▸ Exercise material
## Start

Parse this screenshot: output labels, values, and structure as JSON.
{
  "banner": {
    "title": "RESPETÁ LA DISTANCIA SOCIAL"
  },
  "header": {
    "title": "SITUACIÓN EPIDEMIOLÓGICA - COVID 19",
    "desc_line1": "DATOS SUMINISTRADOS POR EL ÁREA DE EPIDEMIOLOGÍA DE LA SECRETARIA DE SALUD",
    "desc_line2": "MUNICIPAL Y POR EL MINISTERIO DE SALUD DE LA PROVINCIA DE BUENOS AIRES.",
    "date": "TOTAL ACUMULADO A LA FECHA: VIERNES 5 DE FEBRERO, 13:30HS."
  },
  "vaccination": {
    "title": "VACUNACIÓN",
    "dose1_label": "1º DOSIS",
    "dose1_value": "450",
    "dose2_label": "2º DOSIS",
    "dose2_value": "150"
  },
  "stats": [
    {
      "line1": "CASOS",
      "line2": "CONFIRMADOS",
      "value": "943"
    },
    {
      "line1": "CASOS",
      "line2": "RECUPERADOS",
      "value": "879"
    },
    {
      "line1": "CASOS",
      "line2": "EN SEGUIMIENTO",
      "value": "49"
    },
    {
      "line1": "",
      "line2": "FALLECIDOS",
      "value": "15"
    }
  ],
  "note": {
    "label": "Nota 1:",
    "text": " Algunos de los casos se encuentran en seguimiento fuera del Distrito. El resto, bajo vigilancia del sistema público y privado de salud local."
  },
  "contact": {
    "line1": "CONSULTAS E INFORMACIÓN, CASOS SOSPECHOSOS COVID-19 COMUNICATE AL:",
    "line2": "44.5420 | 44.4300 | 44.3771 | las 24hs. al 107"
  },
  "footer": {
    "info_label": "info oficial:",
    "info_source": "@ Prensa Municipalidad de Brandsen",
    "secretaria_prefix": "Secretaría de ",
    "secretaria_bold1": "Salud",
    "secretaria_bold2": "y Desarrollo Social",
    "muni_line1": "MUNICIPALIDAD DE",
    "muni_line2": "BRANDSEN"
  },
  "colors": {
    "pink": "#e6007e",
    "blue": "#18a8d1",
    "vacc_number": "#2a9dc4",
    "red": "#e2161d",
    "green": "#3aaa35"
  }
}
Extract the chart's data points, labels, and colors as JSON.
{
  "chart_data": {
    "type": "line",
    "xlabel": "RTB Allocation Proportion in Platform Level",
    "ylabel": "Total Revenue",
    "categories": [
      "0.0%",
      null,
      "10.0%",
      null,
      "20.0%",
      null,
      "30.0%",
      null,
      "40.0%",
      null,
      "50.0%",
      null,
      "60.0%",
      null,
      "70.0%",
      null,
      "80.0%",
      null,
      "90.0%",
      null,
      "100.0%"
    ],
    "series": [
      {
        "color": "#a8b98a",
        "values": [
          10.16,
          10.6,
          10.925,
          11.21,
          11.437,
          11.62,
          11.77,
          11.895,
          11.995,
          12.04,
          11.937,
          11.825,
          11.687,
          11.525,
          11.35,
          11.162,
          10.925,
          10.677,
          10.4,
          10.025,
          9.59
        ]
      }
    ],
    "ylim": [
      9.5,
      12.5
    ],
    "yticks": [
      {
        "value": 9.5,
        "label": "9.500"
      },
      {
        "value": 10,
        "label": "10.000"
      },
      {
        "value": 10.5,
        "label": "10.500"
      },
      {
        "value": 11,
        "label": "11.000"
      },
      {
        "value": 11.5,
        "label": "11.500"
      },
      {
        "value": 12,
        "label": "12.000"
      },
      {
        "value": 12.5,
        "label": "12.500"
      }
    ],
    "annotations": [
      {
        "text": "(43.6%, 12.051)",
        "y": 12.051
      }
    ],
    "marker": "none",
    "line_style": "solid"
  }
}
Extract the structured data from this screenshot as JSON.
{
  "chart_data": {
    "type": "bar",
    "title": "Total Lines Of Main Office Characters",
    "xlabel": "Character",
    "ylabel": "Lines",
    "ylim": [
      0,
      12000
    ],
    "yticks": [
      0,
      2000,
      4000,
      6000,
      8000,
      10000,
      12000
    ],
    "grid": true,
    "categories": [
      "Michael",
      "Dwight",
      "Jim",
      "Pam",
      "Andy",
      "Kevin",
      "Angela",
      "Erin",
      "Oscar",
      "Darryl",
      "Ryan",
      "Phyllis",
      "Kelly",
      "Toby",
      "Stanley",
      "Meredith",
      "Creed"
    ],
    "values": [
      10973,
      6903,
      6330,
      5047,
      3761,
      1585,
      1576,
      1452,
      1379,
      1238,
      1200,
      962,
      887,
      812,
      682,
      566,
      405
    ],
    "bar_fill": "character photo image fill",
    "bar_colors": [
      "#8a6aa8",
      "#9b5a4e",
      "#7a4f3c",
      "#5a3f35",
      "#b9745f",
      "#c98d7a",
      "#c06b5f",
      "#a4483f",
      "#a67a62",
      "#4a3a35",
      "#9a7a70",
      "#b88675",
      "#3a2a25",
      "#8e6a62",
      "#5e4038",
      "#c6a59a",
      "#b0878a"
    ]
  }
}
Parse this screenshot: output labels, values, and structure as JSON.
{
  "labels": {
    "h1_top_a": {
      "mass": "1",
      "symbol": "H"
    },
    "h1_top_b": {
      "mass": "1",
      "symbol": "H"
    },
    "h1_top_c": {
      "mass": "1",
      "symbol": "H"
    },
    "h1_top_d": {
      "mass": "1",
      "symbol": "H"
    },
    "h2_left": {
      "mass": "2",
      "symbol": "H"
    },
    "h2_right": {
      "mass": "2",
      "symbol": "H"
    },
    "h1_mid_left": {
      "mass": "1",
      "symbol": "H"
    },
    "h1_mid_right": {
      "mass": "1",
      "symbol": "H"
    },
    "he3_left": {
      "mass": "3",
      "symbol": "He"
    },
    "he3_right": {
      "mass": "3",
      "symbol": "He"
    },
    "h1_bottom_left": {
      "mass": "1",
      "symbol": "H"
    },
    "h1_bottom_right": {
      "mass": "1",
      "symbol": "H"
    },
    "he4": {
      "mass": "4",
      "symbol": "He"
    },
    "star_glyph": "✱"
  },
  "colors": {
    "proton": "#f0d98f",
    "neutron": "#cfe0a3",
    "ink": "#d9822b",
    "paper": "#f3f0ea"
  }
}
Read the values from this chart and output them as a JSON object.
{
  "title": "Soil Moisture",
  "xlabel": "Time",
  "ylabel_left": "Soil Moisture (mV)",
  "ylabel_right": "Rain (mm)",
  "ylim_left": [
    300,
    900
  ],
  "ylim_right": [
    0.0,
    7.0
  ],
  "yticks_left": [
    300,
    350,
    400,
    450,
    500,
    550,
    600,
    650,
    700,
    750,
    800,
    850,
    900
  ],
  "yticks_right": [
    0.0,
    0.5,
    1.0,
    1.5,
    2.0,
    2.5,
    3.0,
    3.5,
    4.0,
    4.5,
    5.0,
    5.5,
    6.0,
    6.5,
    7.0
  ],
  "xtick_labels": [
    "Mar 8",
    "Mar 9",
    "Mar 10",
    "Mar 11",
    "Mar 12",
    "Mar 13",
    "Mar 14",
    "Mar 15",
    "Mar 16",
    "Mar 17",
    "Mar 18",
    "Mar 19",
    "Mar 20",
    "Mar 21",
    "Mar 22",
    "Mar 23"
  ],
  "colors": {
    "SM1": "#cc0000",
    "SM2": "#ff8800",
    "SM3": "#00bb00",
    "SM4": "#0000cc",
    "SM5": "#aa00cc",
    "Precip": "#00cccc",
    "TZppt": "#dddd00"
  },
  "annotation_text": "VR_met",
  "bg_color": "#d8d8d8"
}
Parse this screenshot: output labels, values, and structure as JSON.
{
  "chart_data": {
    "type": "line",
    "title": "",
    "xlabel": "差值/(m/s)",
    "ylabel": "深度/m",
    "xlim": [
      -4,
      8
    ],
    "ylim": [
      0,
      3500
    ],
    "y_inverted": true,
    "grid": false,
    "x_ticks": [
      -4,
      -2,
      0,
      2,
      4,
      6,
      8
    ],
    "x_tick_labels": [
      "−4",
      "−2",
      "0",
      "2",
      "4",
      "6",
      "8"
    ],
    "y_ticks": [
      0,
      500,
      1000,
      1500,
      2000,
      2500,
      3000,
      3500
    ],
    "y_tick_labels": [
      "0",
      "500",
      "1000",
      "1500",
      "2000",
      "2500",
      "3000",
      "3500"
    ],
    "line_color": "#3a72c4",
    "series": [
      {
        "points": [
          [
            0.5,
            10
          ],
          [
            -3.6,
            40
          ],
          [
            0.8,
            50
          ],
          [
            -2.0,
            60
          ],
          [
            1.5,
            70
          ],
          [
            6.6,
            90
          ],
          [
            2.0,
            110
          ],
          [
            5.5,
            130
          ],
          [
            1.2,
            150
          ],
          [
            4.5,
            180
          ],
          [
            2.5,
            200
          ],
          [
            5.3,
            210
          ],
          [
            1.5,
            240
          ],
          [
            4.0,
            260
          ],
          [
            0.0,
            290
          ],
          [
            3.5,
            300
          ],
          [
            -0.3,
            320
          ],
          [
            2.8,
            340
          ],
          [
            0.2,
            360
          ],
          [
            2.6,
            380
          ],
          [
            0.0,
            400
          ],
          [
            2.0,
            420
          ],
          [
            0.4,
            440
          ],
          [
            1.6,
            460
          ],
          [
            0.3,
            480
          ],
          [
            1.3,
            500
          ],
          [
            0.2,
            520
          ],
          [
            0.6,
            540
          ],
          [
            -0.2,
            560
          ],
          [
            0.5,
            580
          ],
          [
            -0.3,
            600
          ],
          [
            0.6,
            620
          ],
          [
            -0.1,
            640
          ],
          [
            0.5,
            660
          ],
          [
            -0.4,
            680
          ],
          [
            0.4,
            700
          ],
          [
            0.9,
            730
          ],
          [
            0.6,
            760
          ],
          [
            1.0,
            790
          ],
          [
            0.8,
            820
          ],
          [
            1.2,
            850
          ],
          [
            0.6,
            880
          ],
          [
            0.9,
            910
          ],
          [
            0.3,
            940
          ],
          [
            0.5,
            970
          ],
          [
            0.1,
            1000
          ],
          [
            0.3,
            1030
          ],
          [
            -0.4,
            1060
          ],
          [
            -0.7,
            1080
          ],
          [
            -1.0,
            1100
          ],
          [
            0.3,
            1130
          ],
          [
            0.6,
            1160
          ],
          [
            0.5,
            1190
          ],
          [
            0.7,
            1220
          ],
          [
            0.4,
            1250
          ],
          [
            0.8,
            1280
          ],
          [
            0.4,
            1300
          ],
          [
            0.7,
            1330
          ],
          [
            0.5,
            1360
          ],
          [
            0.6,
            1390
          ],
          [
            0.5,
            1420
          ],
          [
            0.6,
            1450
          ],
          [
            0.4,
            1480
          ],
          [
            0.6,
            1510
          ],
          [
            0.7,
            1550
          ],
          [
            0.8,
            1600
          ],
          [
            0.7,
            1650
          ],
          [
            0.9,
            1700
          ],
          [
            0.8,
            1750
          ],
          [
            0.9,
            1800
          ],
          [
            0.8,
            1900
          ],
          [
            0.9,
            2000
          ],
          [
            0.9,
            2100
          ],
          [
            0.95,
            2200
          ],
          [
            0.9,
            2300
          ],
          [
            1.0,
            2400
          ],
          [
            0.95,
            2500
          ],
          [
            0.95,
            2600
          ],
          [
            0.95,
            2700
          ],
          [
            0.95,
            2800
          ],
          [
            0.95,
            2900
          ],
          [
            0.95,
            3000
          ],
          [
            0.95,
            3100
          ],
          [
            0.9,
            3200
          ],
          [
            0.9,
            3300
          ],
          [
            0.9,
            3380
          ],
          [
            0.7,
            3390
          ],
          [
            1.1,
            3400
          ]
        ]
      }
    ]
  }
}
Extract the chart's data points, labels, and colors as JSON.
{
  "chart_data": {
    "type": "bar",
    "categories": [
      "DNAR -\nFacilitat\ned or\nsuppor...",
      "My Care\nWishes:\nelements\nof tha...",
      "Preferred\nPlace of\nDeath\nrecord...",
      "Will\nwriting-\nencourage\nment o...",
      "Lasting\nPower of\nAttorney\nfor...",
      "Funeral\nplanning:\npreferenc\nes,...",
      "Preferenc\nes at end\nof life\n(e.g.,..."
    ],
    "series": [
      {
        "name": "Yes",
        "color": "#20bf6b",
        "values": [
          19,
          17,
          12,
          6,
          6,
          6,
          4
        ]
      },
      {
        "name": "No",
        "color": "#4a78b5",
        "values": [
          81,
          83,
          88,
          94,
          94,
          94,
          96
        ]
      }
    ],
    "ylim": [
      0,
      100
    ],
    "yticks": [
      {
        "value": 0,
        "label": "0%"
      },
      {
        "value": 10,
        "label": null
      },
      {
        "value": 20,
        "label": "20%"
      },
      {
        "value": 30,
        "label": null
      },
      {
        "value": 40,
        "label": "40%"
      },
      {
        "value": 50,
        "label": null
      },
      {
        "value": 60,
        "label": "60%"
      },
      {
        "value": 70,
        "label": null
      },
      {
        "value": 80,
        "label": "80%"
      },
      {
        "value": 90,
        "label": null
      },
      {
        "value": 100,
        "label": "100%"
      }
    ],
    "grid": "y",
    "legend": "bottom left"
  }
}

## End

▸ Task brief
Look for "Lines" and pull out every line that has it.

▸ Output of the task
    "title": "Total Lines Of Main Office Characters",
    "ylabel": "Lines",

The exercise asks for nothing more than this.